**Task to carry out**
Give every line back verbatim, dropping all images.

**Material for this task**
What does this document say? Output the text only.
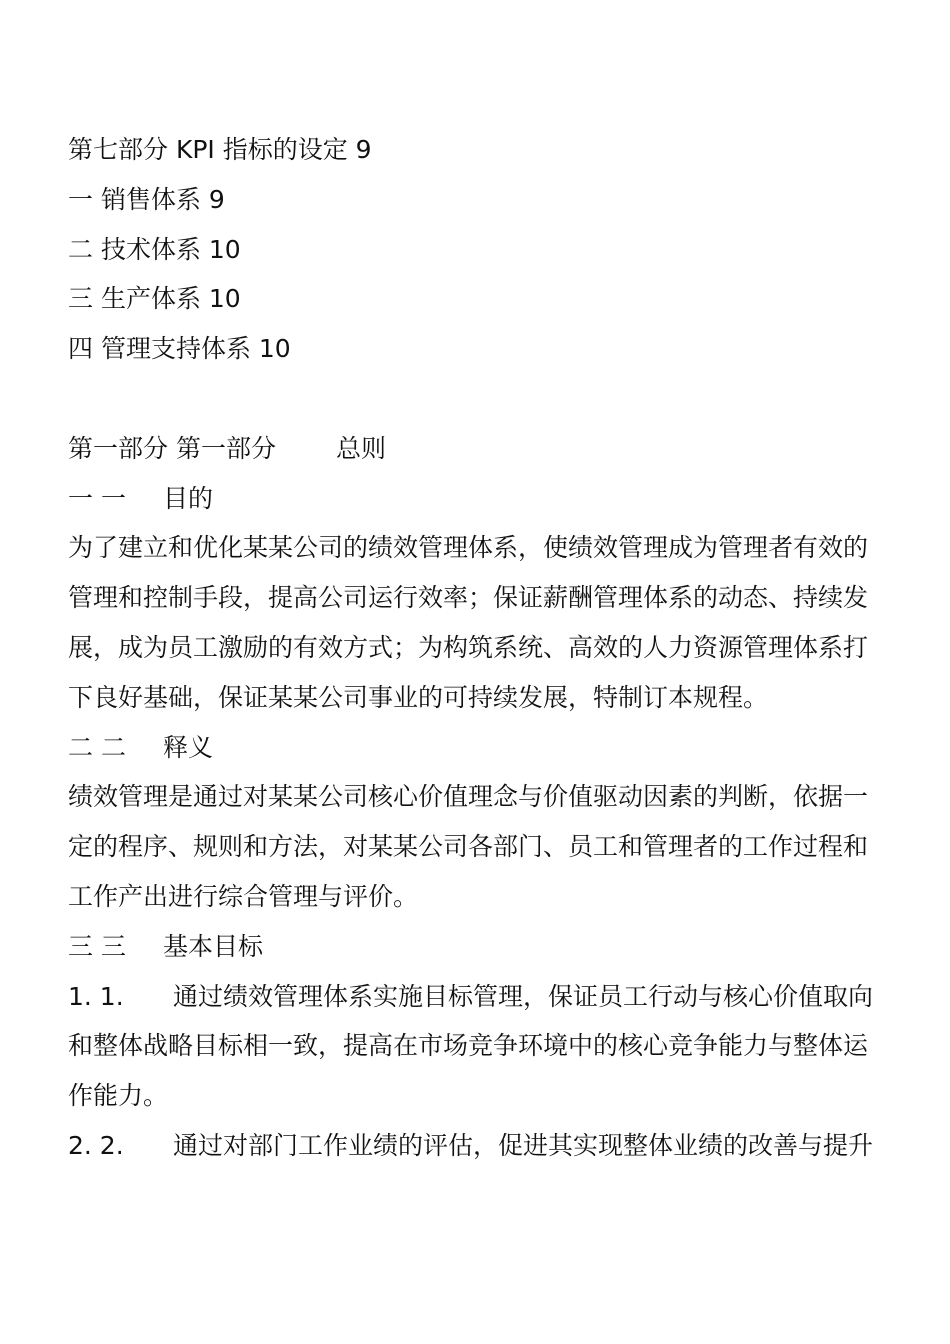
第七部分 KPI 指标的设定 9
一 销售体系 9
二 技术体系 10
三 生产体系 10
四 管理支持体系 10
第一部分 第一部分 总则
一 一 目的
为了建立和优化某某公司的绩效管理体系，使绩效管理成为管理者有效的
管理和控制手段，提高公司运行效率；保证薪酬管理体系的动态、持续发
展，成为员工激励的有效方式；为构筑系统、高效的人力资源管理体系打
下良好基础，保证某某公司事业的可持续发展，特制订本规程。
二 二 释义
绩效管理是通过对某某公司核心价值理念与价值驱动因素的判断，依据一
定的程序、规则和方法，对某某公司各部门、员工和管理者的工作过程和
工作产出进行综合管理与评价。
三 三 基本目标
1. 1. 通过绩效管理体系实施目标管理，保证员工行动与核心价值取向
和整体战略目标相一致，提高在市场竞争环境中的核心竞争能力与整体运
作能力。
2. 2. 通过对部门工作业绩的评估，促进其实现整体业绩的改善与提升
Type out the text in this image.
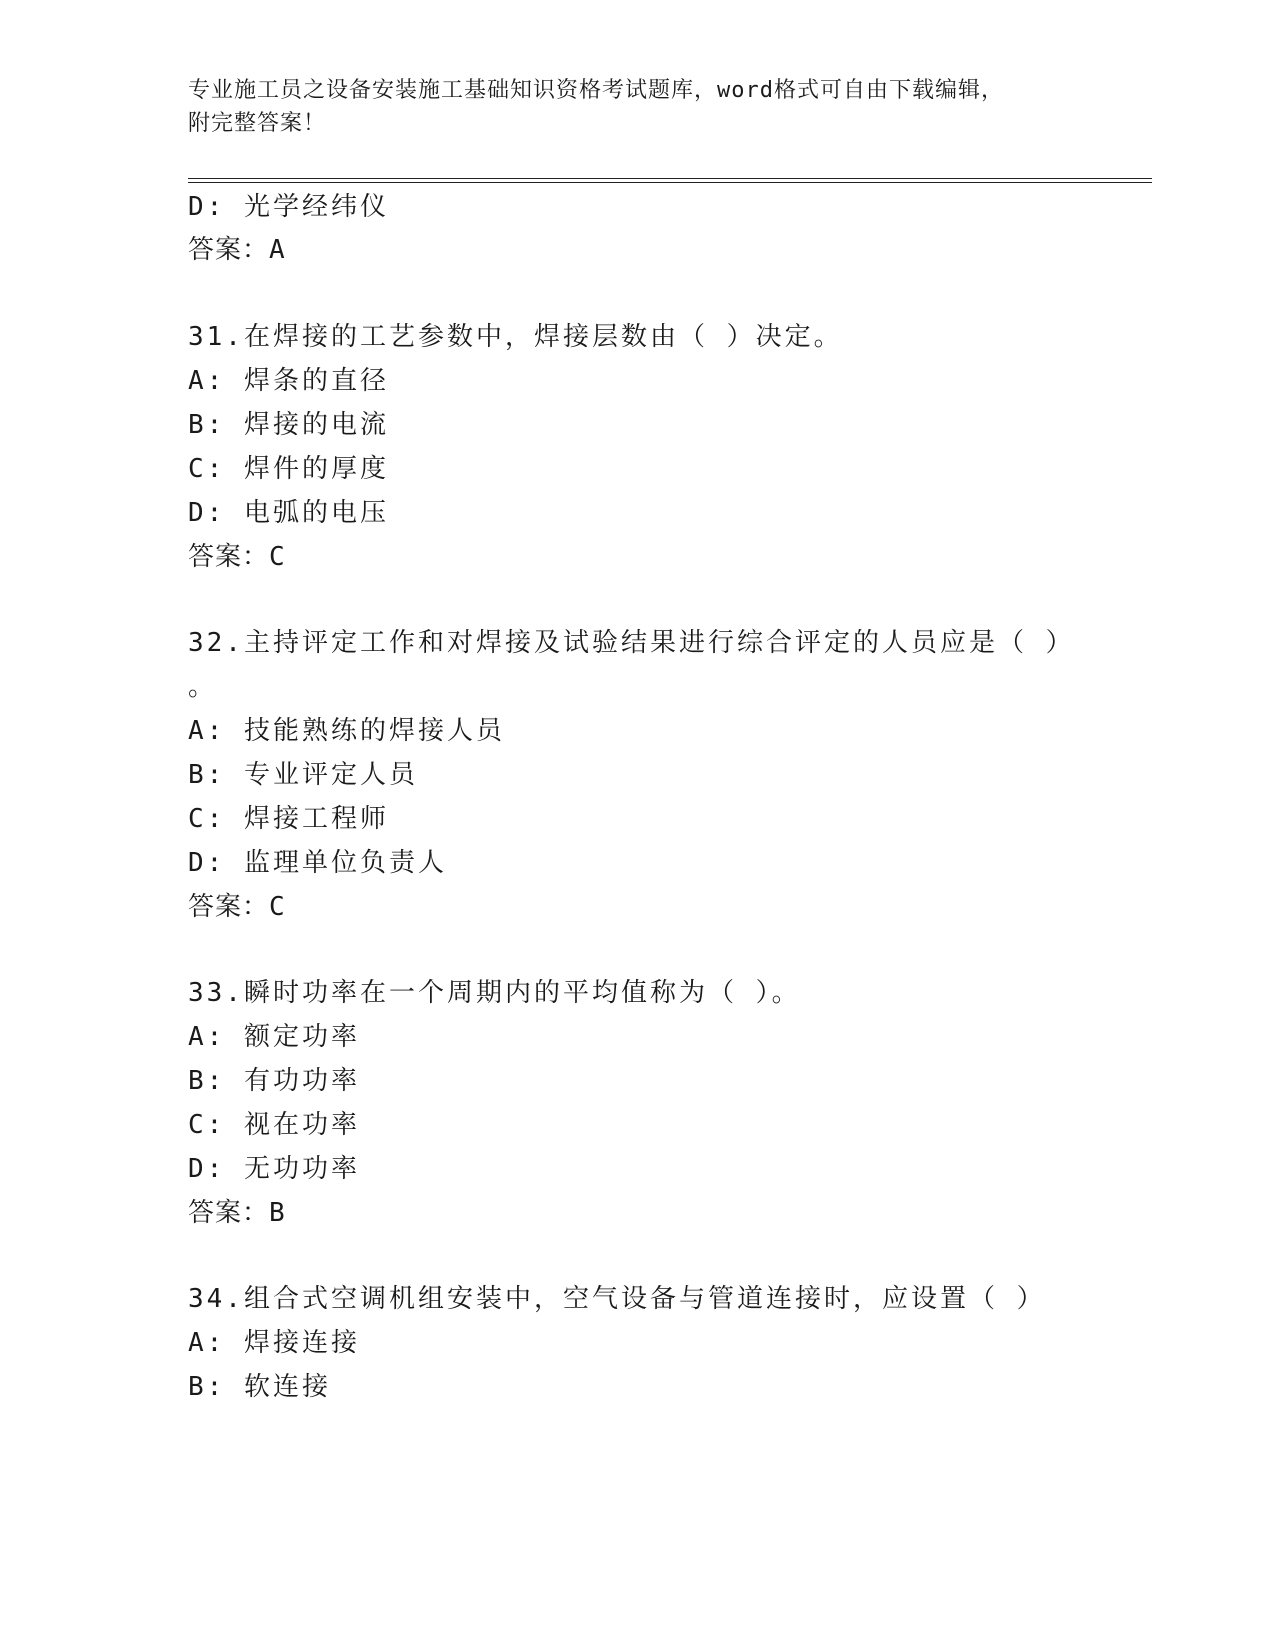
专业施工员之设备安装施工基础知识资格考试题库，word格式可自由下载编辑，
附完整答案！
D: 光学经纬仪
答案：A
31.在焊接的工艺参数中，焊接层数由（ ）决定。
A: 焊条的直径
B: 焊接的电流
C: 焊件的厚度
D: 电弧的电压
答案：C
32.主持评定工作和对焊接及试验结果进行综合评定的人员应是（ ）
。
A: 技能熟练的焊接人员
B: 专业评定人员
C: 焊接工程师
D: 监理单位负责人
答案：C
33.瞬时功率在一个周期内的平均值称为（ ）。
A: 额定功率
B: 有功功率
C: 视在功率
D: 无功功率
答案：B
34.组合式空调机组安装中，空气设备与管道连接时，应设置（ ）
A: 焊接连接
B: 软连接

**Exercise answer**
What does this document say? Output the text only.
第七部分 KPI 指标的设定 9
一 销售体系 9
二 技术体系 10
三 生产体系 10
四 管理支持体系 10
第一部分 第一部分 总则
一 一 目的
为了建立和优化某某公司的绩效管理体系，使绩效管理成为管理者有效的
管理和控制手段，提高公司运行效率；保证薪酬管理体系的动态、持续发
展，成为员工激励的有效方式；为构筑系统、高效的人力资源管理体系打
下良好基础，保证某某公司事业的可持续发展，特制订本规程。
二 二 释义
绩效管理是通过对某某公司核心价值理念与价值驱动因素的判断，依据一
定的程序、规则和方法，对某某公司各部门、员工和管理者的工作过程和
工作产出进行综合管理与评价。
三 三 基本目标
1. 1. 通过绩效管理体系实施目标管理，保证员工行动与核心价值取向
和整体战略目标相一致，提高在市场竞争环境中的核心竞争能力与整体运
作能力。
2. 2. 通过对部门工作业绩的评估，促进其实现整体业绩的改善与提升
Type out the text in this image.
专业施工员之设备安装施工基础知识资格考试题库，word格式可自由下载编辑，
附完整答案！
D: 光学经纬仪
答案：A
31.在焊接的工艺参数中，焊接层数由（ ）决定。
A: 焊条的直径
B: 焊接的电流
C: 焊件的厚度
D: 电弧的电压
答案：C
32.主持评定工作和对焊接及试验结果进行综合评定的人员应是（ ）
。
A: 技能熟练的焊接人员
B: 专业评定人员
C: 焊接工程师
D: 监理单位负责人
答案：C
33.瞬时功率在一个周期内的平均值称为（ ）。
A: 额定功率
B: 有功功率
C: 视在功率
D: 无功功率
答案：B
34.组合式空调机组安装中，空气设备与管道连接时，应设置（ ）
A: 焊接连接
B: 软连接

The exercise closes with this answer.